◆ Exercise data:
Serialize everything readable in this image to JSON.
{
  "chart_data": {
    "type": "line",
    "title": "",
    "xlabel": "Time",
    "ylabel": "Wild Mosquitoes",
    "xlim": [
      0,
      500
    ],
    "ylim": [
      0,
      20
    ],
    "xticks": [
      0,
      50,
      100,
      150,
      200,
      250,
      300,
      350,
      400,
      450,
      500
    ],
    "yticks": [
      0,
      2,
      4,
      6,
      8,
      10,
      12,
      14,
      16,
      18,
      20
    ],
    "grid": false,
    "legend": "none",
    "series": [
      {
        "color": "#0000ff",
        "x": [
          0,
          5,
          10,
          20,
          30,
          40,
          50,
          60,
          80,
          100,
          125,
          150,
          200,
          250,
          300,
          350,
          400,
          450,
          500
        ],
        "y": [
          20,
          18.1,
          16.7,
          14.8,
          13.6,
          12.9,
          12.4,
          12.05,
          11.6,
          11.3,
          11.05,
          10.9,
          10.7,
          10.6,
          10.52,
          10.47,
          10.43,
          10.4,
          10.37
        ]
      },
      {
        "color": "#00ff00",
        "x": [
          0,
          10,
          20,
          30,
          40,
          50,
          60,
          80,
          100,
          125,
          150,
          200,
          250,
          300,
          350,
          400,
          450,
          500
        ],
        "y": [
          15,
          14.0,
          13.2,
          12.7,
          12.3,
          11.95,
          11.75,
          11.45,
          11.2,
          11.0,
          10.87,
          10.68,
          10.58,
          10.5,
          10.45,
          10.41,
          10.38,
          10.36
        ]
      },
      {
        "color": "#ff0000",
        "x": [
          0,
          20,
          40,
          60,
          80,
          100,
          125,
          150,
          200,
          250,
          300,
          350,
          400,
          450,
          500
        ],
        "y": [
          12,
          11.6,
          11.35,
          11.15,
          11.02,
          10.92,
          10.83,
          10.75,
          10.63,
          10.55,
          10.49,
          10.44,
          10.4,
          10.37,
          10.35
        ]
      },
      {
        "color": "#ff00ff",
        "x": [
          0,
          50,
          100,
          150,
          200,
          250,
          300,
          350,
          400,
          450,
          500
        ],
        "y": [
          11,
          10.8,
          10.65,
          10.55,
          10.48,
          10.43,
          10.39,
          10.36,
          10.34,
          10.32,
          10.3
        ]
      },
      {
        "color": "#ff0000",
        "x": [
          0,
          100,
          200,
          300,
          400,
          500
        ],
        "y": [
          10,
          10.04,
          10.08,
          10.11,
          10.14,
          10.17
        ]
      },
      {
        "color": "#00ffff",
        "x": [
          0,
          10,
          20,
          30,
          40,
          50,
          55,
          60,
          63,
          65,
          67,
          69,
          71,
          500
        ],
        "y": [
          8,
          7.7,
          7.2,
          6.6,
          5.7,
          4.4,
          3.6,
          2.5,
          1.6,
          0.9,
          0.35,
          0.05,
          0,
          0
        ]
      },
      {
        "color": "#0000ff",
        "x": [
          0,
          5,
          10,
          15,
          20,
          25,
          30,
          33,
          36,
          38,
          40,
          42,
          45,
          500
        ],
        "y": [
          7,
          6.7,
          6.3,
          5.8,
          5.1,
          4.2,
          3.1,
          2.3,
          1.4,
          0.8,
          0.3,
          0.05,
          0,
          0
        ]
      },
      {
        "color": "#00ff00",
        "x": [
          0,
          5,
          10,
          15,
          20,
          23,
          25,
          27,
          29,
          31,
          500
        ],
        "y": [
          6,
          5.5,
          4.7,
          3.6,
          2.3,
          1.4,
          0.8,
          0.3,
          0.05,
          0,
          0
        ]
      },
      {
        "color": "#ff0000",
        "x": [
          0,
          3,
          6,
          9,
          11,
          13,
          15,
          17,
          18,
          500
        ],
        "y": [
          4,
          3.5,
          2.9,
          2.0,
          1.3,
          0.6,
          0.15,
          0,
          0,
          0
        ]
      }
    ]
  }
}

◆ Brief:
Print the records once more, exactly as they were given.

◆ Output of the task:
Serialize everything readable in this image to JSON.
{
  "chart_data": {
    "type": "line",
    "title": "",
    "xlabel": "Time",
    "ylabel": "Wild Mosquitoes",
    "xlim": [
      0,
      500
    ],
    "ylim": [
      0,
      20
    ],
    "xticks": [
      0,
      50,
      100,
      150,
      200,
      250,
      300,
      350,
      400,
      450,
      500
    ],
    "yticks": [
      0,
      2,
      4,
      6,
      8,
      10,
      12,
      14,
      16,
      18,
      20
    ],
    "grid": false,
    "legend": "none",
    "series": [
      {
        "color": "#0000ff",
        "x": [
          0,
          5,
          10,
          20,
          30,
          40,
          50,
          60,
          80,
          100,
          125,
          150,
          200,
          250,
          300,
          350,
          400,
          450,
          500
        ],
        "y": [
          20,
          18.1,
          16.7,
          14.8,
          13.6,
          12.9,
          12.4,
          12.05,
          11.6,
          11.3,
          11.05,
          10.9,
          10.7,
          10.6,
          10.52,
          10.47,
          10.43,
          10.4,
          10.37
        ]
      },
      {
        "color": "#00ff00",
        "x": [
          0,
          10,
          20,
          30,
          40,
          50,
          60,
          80,
          100,
          125,
          150,
          200,
          250,
          300,
          350,
          400,
          450,
          500
        ],
        "y": [
          15,
          14.0,
          13.2,
          12.7,
          12.3,
          11.95,
          11.75,
          11.45,
          11.2,
          11.0,
          10.87,
          10.68,
          10.58,
          10.5,
          10.45,
          10.41,
          10.38,
          10.36
        ]
      },
      {
        "color": "#ff0000",
        "x": [
          0,
          20,
          40,
          60,
          80,
          100,
          125,
          150,
          200,
          250,
          300,
          350,
          400,
          450,
          500
        ],
        "y": [
          12,
          11.6,
          11.35,
          11.15,
          11.02,
          10.92,
          10.83,
          10.75,
          10.63,
          10.55,
          10.49,
          10.44,
          10.4,
          10.37,
          10.35
        ]
      },
      {
        "color": "#ff00ff",
        "x": [
          0,
          50,
          100,
          150,
          200,
          250,
          300,
          350,
          400,
          450,
          500
        ],
        "y": [
          11,
          10.8,
          10.65,
          10.55,
          10.48,
          10.43,
          10.39,
          10.36,
          10.34,
          10.32,
          10.3
        ]
      },
      {
        "color": "#ff0000",
        "x": [
          0,
          100,
          200,
          300,
          400,
          500
        ],
        "y": [
          10,
          10.04,
          10.08,
          10.11,
          10.14,
          10.17
        ]
      },
      {
        "color": "#00ffff",
        "x": [
          0,
          10,
          20,
          30,
          40,
          50,
          55,
          60,
          63,
          65,
          67,
          69,
          71,
          500
        ],
        "y": [
          8,
          7.7,
          7.2,
          6.6,
          5.7,
          4.4,
          3.6,
          2.5,
          1.6,
          0.9,
          0.35,
          0.05,
          0,
          0
        ]
      },
      {
        "color": "#0000ff",
        "x": [
          0,
          5,
          10,
          15,
          20,
          25,
          30,
          33,
          36,
          38,
          40,
          42,
          45,
          500
        ],
        "y": [
          7,
          6.7,
          6.3,
          5.8,
          5.1,
          4.2,
          3.1,
          2.3,
          1.4,
          0.8,
          0.3,
          0.05,
          0,
          0
        ]
      },
      {
        "color": "#00ff00",
        "x": [
          0,
          5,
          10,
          15,
          20,
          23,
          25,
          27,
          29,
          31,
          500
        ],
        "y": [
          6,
          5.5,
          4.7,
          3.6,
          2.3,
          1.4,
          0.8,
          0.3,
          0.05,
          0,
          0
        ]
      },
      {
        "color": "#ff0000",
        "x": [
          0,
          3,
          6,
          9,
          11,
          13,
          15,
          17,
          18,
          500
        ],
        "y": [
          4,
          3.5,
          2.9,
          2.0,
          1.3,
          0.6,
          0.15,
          0,
          0,
          0
        ]
      }
    ]
  }
}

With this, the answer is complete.